***** Rows *****
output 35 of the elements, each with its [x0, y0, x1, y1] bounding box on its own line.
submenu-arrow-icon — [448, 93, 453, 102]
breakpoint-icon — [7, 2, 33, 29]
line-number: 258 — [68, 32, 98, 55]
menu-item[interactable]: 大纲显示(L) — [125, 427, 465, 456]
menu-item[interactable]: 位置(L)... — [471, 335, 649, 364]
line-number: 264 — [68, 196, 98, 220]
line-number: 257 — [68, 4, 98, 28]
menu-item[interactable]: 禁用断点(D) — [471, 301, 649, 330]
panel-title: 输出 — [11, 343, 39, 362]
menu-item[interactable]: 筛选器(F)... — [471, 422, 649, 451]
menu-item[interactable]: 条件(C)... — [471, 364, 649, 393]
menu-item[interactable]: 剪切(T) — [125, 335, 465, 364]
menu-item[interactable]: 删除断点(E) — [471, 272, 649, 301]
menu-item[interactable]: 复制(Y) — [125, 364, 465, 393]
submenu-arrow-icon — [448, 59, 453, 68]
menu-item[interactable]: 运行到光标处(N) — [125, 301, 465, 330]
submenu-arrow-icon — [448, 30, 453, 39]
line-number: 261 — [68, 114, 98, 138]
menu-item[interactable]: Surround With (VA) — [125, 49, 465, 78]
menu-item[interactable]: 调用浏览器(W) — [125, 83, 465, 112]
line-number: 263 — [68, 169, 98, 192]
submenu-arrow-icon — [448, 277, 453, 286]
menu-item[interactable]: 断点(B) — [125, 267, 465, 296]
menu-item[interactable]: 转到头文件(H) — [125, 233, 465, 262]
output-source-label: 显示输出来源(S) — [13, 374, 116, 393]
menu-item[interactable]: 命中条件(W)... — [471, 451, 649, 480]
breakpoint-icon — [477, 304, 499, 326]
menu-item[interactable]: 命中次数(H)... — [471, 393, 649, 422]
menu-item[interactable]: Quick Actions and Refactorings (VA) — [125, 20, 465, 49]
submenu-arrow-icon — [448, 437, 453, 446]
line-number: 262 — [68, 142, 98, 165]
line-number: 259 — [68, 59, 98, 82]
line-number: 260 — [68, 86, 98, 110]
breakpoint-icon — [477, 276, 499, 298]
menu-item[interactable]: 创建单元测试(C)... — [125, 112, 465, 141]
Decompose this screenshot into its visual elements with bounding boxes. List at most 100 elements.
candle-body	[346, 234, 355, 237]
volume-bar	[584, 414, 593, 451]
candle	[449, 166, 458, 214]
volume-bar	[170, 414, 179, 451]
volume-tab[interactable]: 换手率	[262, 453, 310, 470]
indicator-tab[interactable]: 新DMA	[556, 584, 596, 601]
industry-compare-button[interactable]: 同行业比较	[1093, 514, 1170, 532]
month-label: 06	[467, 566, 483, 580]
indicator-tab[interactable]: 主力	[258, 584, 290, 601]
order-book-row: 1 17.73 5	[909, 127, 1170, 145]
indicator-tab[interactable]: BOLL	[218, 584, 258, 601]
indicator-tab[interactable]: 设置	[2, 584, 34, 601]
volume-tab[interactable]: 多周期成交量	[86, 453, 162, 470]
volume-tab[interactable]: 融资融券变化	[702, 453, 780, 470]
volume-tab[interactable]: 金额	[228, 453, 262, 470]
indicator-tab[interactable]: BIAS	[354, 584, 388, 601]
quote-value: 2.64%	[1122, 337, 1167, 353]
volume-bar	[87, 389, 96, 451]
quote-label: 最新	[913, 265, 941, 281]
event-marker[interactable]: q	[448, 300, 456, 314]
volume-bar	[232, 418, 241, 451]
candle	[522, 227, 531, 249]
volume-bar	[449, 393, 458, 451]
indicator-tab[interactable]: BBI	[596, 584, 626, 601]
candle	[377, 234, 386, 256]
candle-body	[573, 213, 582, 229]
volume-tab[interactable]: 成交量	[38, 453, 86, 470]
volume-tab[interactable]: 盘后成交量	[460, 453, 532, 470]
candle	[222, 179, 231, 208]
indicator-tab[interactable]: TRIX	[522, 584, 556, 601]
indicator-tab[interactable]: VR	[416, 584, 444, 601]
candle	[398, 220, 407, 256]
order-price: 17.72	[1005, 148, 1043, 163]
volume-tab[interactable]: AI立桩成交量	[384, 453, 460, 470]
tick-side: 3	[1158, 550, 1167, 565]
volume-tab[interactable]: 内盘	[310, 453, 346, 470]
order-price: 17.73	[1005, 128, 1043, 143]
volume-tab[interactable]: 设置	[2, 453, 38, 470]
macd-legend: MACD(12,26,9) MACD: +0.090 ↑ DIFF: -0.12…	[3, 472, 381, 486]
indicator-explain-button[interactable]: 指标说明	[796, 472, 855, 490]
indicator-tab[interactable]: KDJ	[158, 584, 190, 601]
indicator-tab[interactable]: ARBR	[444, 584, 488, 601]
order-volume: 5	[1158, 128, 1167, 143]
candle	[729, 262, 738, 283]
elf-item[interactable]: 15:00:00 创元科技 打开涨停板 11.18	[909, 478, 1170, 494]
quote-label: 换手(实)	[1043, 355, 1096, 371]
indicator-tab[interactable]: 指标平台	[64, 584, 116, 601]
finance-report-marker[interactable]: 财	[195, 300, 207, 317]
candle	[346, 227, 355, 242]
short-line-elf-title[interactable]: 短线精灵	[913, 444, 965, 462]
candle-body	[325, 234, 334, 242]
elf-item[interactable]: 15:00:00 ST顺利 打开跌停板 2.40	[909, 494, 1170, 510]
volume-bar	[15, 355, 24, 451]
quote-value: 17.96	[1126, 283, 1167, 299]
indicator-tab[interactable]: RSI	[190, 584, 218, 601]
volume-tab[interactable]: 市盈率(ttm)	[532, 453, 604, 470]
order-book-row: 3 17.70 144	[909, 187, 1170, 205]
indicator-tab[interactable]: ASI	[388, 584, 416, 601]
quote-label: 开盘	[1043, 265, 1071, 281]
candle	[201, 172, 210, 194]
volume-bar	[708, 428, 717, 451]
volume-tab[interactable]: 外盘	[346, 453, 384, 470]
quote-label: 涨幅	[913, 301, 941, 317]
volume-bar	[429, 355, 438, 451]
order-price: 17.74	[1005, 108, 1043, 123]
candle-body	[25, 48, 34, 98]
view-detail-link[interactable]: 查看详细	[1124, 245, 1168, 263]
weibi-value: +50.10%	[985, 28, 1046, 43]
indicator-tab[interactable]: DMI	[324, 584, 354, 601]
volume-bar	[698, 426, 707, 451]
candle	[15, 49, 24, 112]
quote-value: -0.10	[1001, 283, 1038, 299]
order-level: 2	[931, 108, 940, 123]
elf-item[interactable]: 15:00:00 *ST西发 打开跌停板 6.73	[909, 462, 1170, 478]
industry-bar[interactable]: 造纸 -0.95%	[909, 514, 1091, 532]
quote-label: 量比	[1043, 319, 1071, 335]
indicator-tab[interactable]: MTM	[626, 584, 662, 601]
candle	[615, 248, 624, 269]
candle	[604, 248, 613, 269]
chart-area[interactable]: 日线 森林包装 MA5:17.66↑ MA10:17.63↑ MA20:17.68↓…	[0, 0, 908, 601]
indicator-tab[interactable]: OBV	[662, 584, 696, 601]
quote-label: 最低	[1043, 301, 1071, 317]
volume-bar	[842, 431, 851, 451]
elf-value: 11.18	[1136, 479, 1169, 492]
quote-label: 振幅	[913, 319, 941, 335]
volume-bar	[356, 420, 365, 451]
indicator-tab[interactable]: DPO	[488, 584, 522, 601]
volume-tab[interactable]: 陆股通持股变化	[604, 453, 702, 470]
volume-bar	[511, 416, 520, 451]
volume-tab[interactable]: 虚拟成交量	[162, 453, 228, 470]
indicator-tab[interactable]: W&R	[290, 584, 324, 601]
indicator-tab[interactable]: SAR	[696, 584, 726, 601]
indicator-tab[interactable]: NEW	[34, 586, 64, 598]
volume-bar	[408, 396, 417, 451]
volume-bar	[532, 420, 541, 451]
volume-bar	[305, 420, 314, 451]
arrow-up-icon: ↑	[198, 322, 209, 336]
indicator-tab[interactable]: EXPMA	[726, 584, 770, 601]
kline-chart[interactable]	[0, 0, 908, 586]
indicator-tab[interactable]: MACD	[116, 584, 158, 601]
*****
The task
Edit the listing from its first line through the line that contains "menu-item[interactable]: 大纲显示(L) —", inclusive, so that "bounding box" becomes "bounding rectangle" and nothing else changes. Give back only those lines.

Response to the task
output 35 of the elements, each with its [x0, y0, x1, y1] bounding rectangle on its own line.
submenu-arrow-icon — [448, 93, 453, 102]
breakpoint-icon — [7, 2, 33, 29]
line-number: 258 — [68, 32, 98, 55]
menu-item[interactable]: 大纲显示(L) — [125, 427, 465, 456]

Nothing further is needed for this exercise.